[Element region listings]
◆ ◆ ◆
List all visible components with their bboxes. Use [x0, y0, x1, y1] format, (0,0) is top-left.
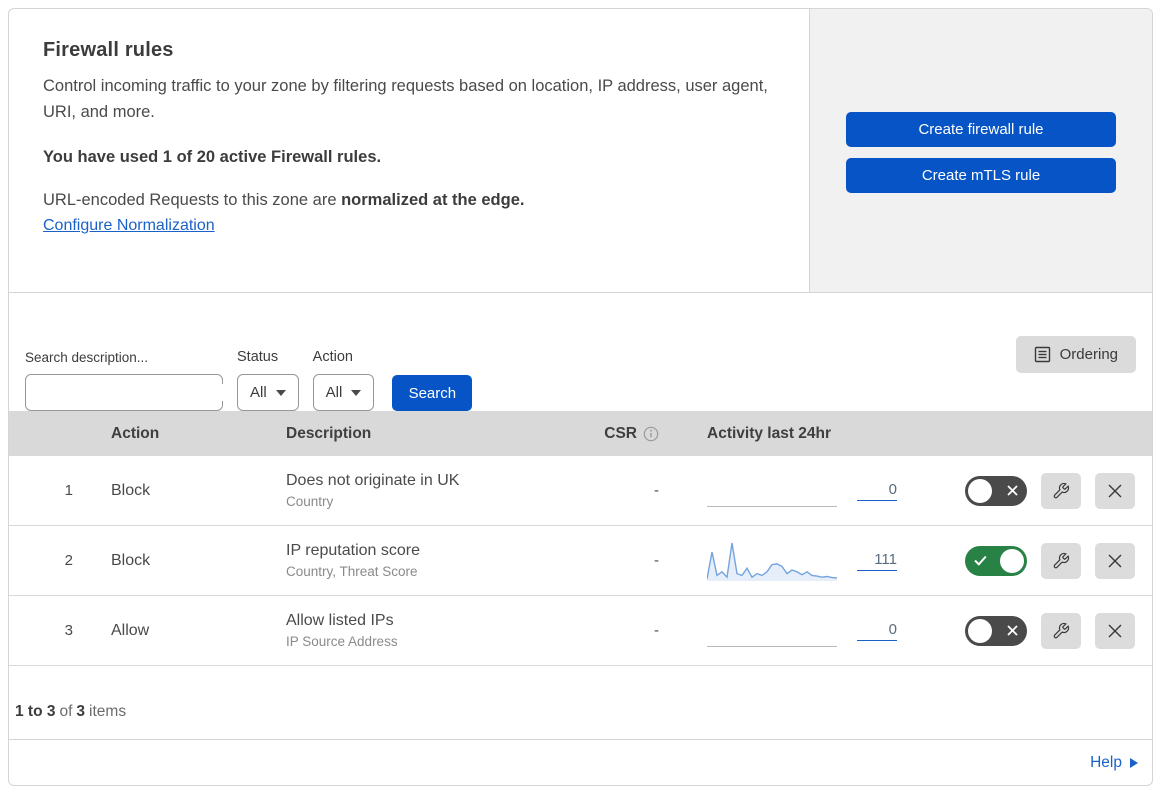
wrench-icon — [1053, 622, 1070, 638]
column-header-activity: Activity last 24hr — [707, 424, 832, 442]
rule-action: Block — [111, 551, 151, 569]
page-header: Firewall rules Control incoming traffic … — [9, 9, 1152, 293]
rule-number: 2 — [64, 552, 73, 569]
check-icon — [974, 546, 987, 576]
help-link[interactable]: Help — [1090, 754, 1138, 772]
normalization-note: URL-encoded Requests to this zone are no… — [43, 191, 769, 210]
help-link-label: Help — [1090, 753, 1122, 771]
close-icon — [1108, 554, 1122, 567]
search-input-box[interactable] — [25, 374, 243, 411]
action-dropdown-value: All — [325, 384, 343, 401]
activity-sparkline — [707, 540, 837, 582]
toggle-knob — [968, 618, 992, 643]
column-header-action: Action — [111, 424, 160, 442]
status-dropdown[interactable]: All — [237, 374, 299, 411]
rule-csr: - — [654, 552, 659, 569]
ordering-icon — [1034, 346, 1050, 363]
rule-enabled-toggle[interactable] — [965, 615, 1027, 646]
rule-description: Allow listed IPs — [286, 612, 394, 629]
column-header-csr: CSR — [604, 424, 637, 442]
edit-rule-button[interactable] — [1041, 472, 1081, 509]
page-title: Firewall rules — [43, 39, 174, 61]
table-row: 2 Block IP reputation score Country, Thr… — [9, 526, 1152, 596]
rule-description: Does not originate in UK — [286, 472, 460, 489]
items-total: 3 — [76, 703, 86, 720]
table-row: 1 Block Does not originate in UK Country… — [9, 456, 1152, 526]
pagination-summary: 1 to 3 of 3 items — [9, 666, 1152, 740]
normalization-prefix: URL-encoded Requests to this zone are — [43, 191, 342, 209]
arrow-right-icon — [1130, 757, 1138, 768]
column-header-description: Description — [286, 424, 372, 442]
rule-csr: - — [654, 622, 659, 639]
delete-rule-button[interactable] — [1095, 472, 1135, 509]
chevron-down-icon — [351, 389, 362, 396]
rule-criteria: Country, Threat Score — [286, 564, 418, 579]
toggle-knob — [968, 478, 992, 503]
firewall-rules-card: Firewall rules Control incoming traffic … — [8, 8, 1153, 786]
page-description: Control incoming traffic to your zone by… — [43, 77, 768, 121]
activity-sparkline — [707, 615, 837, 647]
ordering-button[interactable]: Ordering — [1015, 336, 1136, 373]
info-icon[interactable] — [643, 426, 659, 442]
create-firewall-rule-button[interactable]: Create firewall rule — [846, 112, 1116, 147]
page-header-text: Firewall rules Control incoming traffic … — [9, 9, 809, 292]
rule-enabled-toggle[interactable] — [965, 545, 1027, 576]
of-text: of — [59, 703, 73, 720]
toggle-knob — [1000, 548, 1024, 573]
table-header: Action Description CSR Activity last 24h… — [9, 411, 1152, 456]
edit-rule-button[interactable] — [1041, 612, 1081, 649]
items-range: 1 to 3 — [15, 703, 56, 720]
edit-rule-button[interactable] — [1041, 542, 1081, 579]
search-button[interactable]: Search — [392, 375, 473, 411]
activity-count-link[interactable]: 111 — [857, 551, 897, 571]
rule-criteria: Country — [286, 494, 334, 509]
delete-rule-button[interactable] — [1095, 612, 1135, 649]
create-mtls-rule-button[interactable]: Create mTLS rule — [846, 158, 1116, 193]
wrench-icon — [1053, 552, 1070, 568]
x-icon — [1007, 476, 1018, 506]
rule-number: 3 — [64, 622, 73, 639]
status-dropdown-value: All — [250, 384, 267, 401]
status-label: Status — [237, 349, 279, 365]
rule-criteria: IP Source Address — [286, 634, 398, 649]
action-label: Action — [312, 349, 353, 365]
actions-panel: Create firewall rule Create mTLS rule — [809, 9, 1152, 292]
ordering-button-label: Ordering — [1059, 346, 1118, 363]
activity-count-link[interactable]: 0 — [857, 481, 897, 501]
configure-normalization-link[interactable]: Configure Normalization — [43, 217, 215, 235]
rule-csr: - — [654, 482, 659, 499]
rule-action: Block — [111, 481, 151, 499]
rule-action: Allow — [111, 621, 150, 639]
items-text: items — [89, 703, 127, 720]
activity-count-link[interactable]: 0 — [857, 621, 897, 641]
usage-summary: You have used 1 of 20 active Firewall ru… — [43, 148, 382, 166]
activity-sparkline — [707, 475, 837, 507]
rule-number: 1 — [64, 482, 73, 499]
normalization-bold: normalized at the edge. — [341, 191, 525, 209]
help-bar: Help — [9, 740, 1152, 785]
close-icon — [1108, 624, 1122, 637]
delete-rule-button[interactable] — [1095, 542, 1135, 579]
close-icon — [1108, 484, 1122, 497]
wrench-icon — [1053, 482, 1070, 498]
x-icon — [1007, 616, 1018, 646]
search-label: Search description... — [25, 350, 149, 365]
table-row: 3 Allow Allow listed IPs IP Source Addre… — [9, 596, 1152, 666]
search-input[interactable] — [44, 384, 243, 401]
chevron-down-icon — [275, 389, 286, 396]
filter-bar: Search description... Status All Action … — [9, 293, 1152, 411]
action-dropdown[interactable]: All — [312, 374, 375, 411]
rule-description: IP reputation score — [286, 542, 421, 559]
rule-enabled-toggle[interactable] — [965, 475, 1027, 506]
◆ ◆ ◆
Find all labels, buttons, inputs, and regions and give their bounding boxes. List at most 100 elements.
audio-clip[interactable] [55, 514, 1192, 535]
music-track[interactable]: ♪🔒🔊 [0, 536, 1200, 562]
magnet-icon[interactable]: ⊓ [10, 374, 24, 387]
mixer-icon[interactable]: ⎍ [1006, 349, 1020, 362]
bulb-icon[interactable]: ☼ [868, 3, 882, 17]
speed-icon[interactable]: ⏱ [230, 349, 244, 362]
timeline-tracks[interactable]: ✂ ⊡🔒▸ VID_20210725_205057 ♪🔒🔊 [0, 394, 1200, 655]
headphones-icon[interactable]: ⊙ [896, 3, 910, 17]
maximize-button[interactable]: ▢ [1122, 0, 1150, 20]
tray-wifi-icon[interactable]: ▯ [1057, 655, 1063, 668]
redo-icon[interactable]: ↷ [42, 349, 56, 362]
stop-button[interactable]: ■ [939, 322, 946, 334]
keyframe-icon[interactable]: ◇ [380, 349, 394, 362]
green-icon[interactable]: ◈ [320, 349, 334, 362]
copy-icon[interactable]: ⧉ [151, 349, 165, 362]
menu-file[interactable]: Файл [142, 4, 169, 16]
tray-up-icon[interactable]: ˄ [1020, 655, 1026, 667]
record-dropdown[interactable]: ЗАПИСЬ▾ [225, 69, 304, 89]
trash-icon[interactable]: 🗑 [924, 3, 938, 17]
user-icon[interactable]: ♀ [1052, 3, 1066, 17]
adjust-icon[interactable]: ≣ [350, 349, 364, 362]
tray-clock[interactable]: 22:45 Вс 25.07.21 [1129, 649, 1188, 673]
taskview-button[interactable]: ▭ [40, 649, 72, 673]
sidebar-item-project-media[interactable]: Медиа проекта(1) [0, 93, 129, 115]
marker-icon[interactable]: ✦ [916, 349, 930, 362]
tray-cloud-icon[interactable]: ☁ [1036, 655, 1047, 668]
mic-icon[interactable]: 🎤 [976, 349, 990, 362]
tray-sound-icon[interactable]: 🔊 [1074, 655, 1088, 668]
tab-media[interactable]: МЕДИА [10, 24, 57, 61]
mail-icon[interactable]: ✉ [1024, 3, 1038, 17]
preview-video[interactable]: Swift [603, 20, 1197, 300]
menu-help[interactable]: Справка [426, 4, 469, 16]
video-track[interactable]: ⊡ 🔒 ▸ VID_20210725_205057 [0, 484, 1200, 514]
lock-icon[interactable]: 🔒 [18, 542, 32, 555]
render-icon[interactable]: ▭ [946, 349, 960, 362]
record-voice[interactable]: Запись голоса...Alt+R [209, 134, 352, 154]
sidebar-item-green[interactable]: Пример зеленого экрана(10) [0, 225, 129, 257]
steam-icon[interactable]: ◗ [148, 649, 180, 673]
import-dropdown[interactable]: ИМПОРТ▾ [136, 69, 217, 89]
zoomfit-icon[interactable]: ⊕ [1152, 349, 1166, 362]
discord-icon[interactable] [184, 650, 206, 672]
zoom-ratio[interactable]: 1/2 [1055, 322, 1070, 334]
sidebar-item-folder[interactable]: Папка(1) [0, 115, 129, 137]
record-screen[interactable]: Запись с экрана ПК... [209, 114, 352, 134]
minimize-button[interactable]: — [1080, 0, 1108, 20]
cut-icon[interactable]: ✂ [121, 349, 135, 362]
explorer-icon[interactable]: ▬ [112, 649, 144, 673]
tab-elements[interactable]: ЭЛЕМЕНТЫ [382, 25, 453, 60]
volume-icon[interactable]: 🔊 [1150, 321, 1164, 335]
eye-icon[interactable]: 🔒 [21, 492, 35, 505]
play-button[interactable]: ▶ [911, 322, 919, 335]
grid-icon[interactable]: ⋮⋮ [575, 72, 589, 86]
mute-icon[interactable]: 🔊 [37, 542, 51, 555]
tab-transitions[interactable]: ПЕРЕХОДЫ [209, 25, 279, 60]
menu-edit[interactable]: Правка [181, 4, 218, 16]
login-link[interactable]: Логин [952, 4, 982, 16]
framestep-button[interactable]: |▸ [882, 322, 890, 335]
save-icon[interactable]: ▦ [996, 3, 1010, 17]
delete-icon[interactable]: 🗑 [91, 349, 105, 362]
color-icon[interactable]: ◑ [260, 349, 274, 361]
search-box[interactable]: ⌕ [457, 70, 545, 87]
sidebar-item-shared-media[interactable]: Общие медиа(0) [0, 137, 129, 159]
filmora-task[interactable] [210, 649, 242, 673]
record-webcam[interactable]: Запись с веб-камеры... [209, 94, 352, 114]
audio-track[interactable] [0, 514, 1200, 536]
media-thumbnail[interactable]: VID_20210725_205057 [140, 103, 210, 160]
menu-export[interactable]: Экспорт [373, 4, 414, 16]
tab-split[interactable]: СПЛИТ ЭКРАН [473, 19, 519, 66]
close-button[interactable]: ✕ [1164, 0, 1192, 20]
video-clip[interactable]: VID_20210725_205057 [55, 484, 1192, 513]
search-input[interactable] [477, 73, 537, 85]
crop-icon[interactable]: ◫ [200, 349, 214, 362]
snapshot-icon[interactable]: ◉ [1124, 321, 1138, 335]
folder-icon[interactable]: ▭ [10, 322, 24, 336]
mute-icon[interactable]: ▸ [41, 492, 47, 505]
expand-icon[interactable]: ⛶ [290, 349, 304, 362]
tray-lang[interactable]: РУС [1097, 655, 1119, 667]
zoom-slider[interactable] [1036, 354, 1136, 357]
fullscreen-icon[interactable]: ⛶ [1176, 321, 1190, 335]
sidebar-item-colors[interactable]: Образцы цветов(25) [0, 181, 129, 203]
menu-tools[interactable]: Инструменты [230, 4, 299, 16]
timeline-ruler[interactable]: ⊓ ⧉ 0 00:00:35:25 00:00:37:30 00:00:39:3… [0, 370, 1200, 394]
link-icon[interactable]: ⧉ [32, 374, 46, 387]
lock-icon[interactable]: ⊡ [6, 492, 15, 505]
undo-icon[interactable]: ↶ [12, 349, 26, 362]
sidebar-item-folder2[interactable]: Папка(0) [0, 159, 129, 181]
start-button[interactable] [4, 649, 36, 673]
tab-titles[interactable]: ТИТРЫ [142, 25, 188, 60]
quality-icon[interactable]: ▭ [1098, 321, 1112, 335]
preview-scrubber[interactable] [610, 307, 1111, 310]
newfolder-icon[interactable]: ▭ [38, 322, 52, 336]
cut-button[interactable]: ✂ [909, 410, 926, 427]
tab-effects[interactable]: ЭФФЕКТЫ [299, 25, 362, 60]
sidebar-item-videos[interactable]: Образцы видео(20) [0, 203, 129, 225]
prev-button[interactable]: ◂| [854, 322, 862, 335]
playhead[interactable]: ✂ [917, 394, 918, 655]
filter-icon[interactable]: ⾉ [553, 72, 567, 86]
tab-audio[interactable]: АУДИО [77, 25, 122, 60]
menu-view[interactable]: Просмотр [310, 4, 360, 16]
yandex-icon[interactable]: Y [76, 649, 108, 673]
◆ ◆ ◆
▶ **STATED GOAL**
Transcribe the lines from the one containing "wrench-icon — [1053, 622, 1070, 638]" through the one containing "normalization-note: URL-encoded Requests", both included.

▶ **RESPONSE TO THIS EXERCISE**
wrench-icon — [1053, 622, 1070, 638]
column-header-activity: Activity last 24hr — [707, 424, 832, 442]
rule-action: Block — [111, 551, 151, 569]
page-header: Firewall rules Control incoming traffic … — [9, 9, 1152, 293]
rule-number: 2 — [64, 552, 73, 569]
check-icon — [974, 546, 987, 576]
help-link[interactable]: Help — [1090, 754, 1138, 772]
normalization-note: URL-encoded Requests to this zone are no… — [43, 191, 769, 210]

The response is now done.